▶ **RECORDS SUPPLIED**:
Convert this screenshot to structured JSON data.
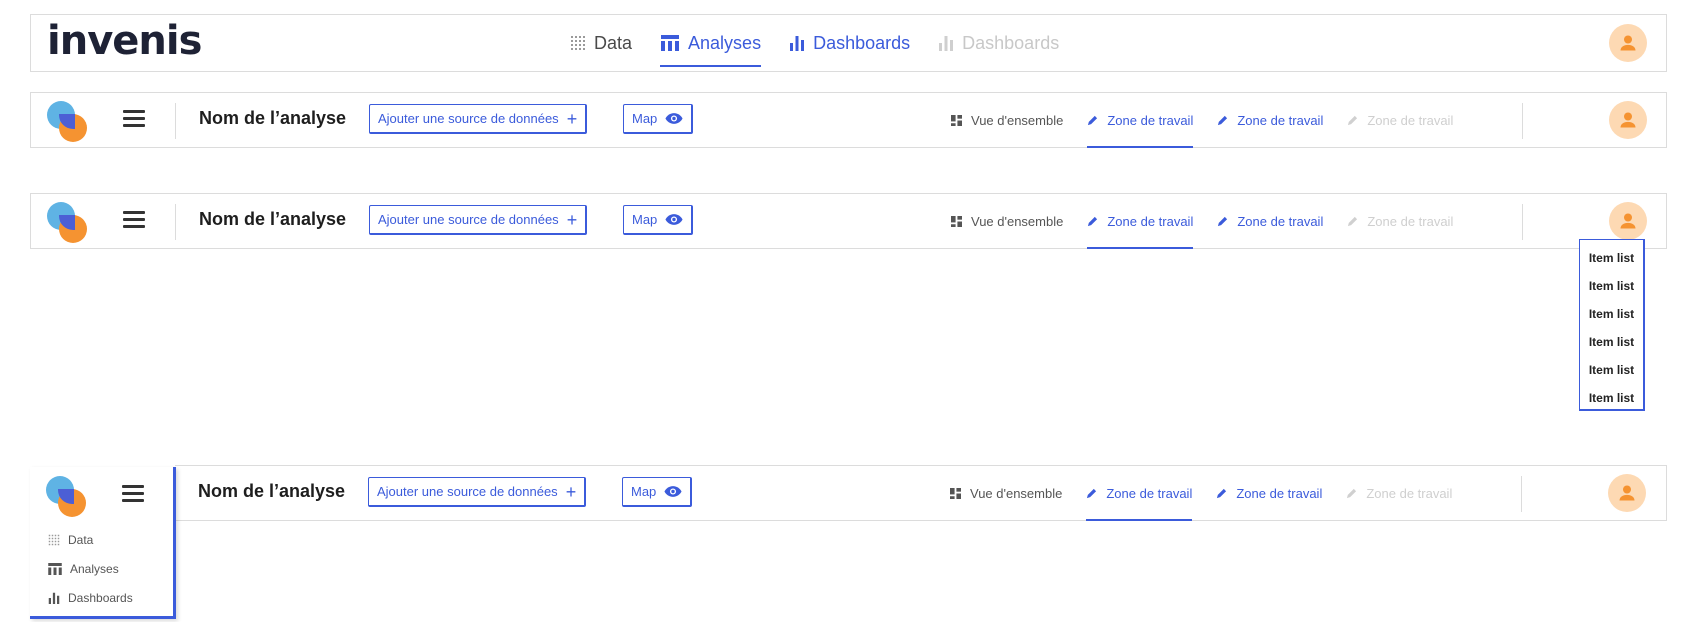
{
  "brand": {
    "logo_text": "invenis"
  },
  "topnav": {
    "items": [
      {
        "label": "Data",
        "icon": "grid-dots-icon",
        "state": "normal"
      },
      {
        "label": "Analyses",
        "icon": "table-icon",
        "state": "active"
      },
      {
        "label": "Dashboards",
        "icon": "bar-chart-icon",
        "state": "link"
      },
      {
        "label": "Dashboards",
        "icon": "bar-chart-icon",
        "state": "disabled"
      }
    ]
  },
  "analysis_bar": {
    "name": "Nom de l’analyse",
    "add_source_label": "Ajouter une source de données",
    "map_label": "Map",
    "tabs": [
      {
        "label": "Vue d'ensemble",
        "icon": "grid-icon",
        "state": "normal"
      },
      {
        "label": "Zone de travail",
        "icon": "pencil-icon",
        "state": "active"
      },
      {
        "label": "Zone de travail",
        "icon": "pencil-icon",
        "state": "link"
      },
      {
        "label": "Zone de travail",
        "icon": "pencil-icon",
        "state": "disabled"
      }
    ]
  },
  "user_dropdown": {
    "items": [
      "Item list",
      "Item list",
      "Item list",
      "Item list",
      "Item list",
      "Item list"
    ]
  },
  "side_menu": {
    "items": [
      {
        "label": "Data",
        "icon": "grid-dots-icon"
      },
      {
        "label": "Analyses",
        "icon": "table-icon"
      },
      {
        "label": "Dashboards",
        "icon": "bar-chart-icon"
      }
    ]
  },
  "colors": {
    "accent": "#3b5bdb",
    "avatar_bg": "#fdd9b3",
    "avatar_fg": "#f59331",
    "logo_blue": "#5fb3e4",
    "logo_orange": "#f59331",
    "border": "#dcdcdc"
  }
}
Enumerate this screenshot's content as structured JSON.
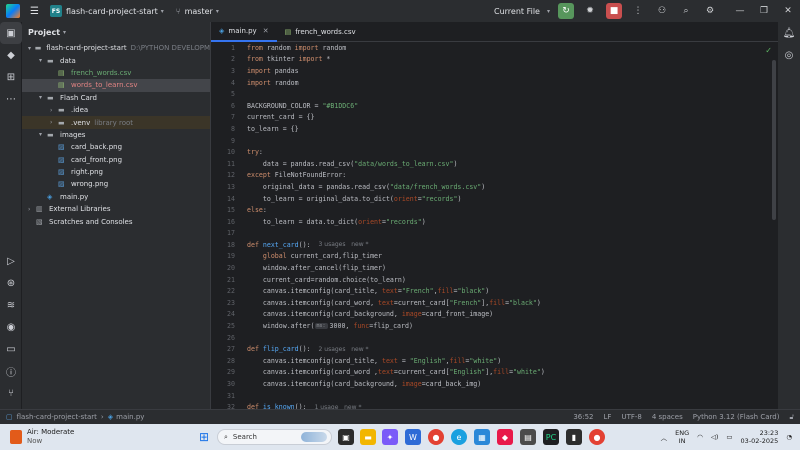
{
  "titlebar": {
    "project_badge": "FS",
    "project_name": "flash-card-project-start",
    "branch": "master",
    "run_config": "Current File"
  },
  "project_panel": {
    "header": "Project",
    "tree": [
      {
        "indent": 0,
        "arrow": "▾",
        "icon": "folder",
        "label": "flash-card-project-start",
        "note": "D:\\PYTHON DEVELOPM",
        "cls": ""
      },
      {
        "indent": 1,
        "arrow": "▾",
        "icon": "folder",
        "label": "data",
        "note": "",
        "cls": ""
      },
      {
        "indent": 2,
        "arrow": "",
        "icon": "csv",
        "label": "french_words.csv",
        "note": "",
        "cls": "green"
      },
      {
        "indent": 2,
        "arrow": "",
        "icon": "csv",
        "label": "words_to_learn.csv",
        "note": "",
        "cls": "red-sel"
      },
      {
        "indent": 1,
        "arrow": "▾",
        "icon": "folder",
        "label": "Flash Card",
        "note": "",
        "cls": ""
      },
      {
        "indent": 2,
        "arrow": "›",
        "icon": "folder",
        "label": ".idea",
        "note": "",
        "cls": ""
      },
      {
        "indent": 2,
        "arrow": "›",
        "icon": "folder",
        "label": ".venv",
        "note": "library root",
        "cls": "excl"
      },
      {
        "indent": 1,
        "arrow": "▾",
        "icon": "folder",
        "label": "images",
        "note": "",
        "cls": ""
      },
      {
        "indent": 2,
        "arrow": "",
        "icon": "png",
        "label": "card_back.png",
        "note": "",
        "cls": ""
      },
      {
        "indent": 2,
        "arrow": "",
        "icon": "png",
        "label": "card_front.png",
        "note": "",
        "cls": ""
      },
      {
        "indent": 2,
        "arrow": "",
        "icon": "png",
        "label": "right.png",
        "note": "",
        "cls": ""
      },
      {
        "indent": 2,
        "arrow": "",
        "icon": "png",
        "label": "wrong.png",
        "note": "",
        "cls": ""
      },
      {
        "indent": 1,
        "arrow": "",
        "icon": "py",
        "label": "main.py",
        "note": "",
        "cls": ""
      },
      {
        "indent": 0,
        "arrow": "›",
        "icon": "lib",
        "label": "External Libraries",
        "note": "",
        "cls": ""
      },
      {
        "indent": 0,
        "arrow": "",
        "icon": "scratch",
        "label": "Scratches and Consoles",
        "note": "",
        "cls": ""
      }
    ]
  },
  "tabs": [
    {
      "label": "main.py",
      "active": true
    },
    {
      "label": "french_words.csv",
      "active": false
    }
  ],
  "code_lines": [
    [
      [
        "kw",
        "from"
      ],
      [
        "t",
        " random "
      ],
      [
        "kw",
        "import"
      ],
      [
        "t",
        " random"
      ]
    ],
    [
      [
        "kw",
        "from"
      ],
      [
        "t",
        " tkinter "
      ],
      [
        "kw",
        "import"
      ],
      [
        "t",
        " *"
      ]
    ],
    [
      [
        "kw",
        "import"
      ],
      [
        "t",
        " pandas"
      ]
    ],
    [
      [
        "kw",
        "import"
      ],
      [
        "t",
        " random"
      ]
    ],
    [],
    [
      [
        "t",
        "BACKGROUND_COLOR = "
      ],
      [
        "str",
        "\"#B1DDC6\""
      ]
    ],
    [
      [
        "t",
        "current_card = {}"
      ]
    ],
    [
      [
        "t",
        "to_learn = {}"
      ]
    ],
    [],
    [
      [
        "kw",
        "try"
      ],
      [
        "t",
        ":"
      ]
    ],
    [
      [
        "t",
        "    data = pandas.read_csv("
      ],
      [
        "str",
        "\"data/words_to_learn.csv\""
      ],
      [
        "t",
        ")"
      ]
    ],
    [
      [
        "kw",
        "except"
      ],
      [
        "t",
        " FileNotFoundError:"
      ]
    ],
    [
      [
        "t",
        "    original_data = pandas.read_csv("
      ],
      [
        "str",
        "\"data/french_words.csv\""
      ],
      [
        "t",
        ")"
      ]
    ],
    [
      [
        "t",
        "    to_learn = original_data.to_dict("
      ],
      [
        "param",
        "orient"
      ],
      [
        "t",
        "="
      ],
      [
        "str",
        "\"records\""
      ],
      [
        "t",
        ")"
      ]
    ],
    [
      [
        "kw",
        "else"
      ],
      [
        "t",
        ":"
      ]
    ],
    [
      [
        "t",
        "    to_learn = data.to_dict("
      ],
      [
        "param",
        "orient"
      ],
      [
        "t",
        "="
      ],
      [
        "str",
        "\"records\""
      ],
      [
        "t",
        ")"
      ]
    ],
    [],
    [
      [
        "kw",
        "def "
      ],
      [
        "fn",
        "next_card"
      ],
      [
        "t",
        "():"
      ],
      [
        "hint",
        "3 usages   new *"
      ]
    ],
    [
      [
        "kw",
        "    global"
      ],
      [
        "t",
        " current_card,flip_timer"
      ]
    ],
    [
      [
        "t",
        "    window.after_cancel(flip_timer)"
      ]
    ],
    [
      [
        "t",
        "    current_card=random.choice(to_learn)"
      ]
    ],
    [
      [
        "t",
        "    canvas.itemconfig(card_title, "
      ],
      [
        "param",
        "text"
      ],
      [
        "t",
        "="
      ],
      [
        "str",
        "\"French\""
      ],
      [
        "t",
        ","
      ],
      [
        "param",
        "fill"
      ],
      [
        "t",
        "="
      ],
      [
        "str",
        "\"black\""
      ],
      [
        "t",
        ")"
      ]
    ],
    [
      [
        "t",
        "    canvas.itemconfig(card_word, "
      ],
      [
        "param",
        "text"
      ],
      [
        "t",
        "=current_card["
      ],
      [
        "str",
        "\"French\""
      ],
      [
        "t",
        "],"
      ],
      [
        "param",
        "fill"
      ],
      [
        "t",
        "="
      ],
      [
        "str",
        "\"black\""
      ],
      [
        "t",
        ")"
      ]
    ],
    [
      [
        "t",
        "    canvas.itemconfig(card_background, "
      ],
      [
        "param",
        "image"
      ],
      [
        "t",
        "=card_front_image)"
      ]
    ],
    [
      [
        "t",
        "    window.after("
      ],
      [
        "inlay",
        "ms:"
      ],
      [
        "t",
        "3000, "
      ],
      [
        "param",
        "func"
      ],
      [
        "t",
        "=flip_card)"
      ]
    ],
    [],
    [
      [
        "kw",
        "def "
      ],
      [
        "fn",
        "flip_card"
      ],
      [
        "t",
        "():"
      ],
      [
        "hint",
        "2 usages   new *"
      ]
    ],
    [
      [
        "t",
        "    canvas.itemconfig(card_title, "
      ],
      [
        "param",
        "text"
      ],
      [
        "t",
        " = "
      ],
      [
        "str",
        "\"English\""
      ],
      [
        "t",
        ","
      ],
      [
        "param",
        "fill"
      ],
      [
        "t",
        "="
      ],
      [
        "str",
        "\"white\""
      ],
      [
        "t",
        ")"
      ]
    ],
    [
      [
        "t",
        "    canvas.itemconfig(card_word ,"
      ],
      [
        "param",
        "text"
      ],
      [
        "t",
        "=current_card["
      ],
      [
        "str",
        "\"English\""
      ],
      [
        "t",
        "],"
      ],
      [
        "param",
        "fill"
      ],
      [
        "t",
        "="
      ],
      [
        "str",
        "\"white\""
      ],
      [
        "t",
        ")"
      ]
    ],
    [
      [
        "t",
        "    canvas.itemconfig(card_background, "
      ],
      [
        "param",
        "image"
      ],
      [
        "t",
        "=card_back_img)"
      ]
    ],
    [],
    [
      [
        "kw",
        "def "
      ],
      [
        "fn",
        "is_known"
      ],
      [
        "t",
        "():"
      ],
      [
        "hint",
        "1 usage   new *"
      ]
    ]
  ],
  "statusbar": {
    "path_project": "flash-card-project-start",
    "path_file": "main.py",
    "position": "36:52",
    "line_sep": "LF",
    "encoding": "UTF-8",
    "indent": "4 spaces",
    "interpreter": "Python 3.12 (Flash Card)"
  },
  "taskbar": {
    "weather_title": "Air: Moderate",
    "weather_sub": "Now",
    "search_placeholder": "Search",
    "lang_top": "ENG",
    "lang_bottom": "IN",
    "time": "23:23",
    "date": "03-02-2025"
  },
  "colors": {
    "accent": "#3574f0",
    "run": "#57965c",
    "stop": "#c94f4f"
  }
}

▶ **TASK OBJECTIVE**: Pull out each line of the listing that holds the string "this".

▶ **WRITTEN REPLY**:
Convert this screenshot to structured JSON data.
Enumerate this screenshot's content as structured JSON.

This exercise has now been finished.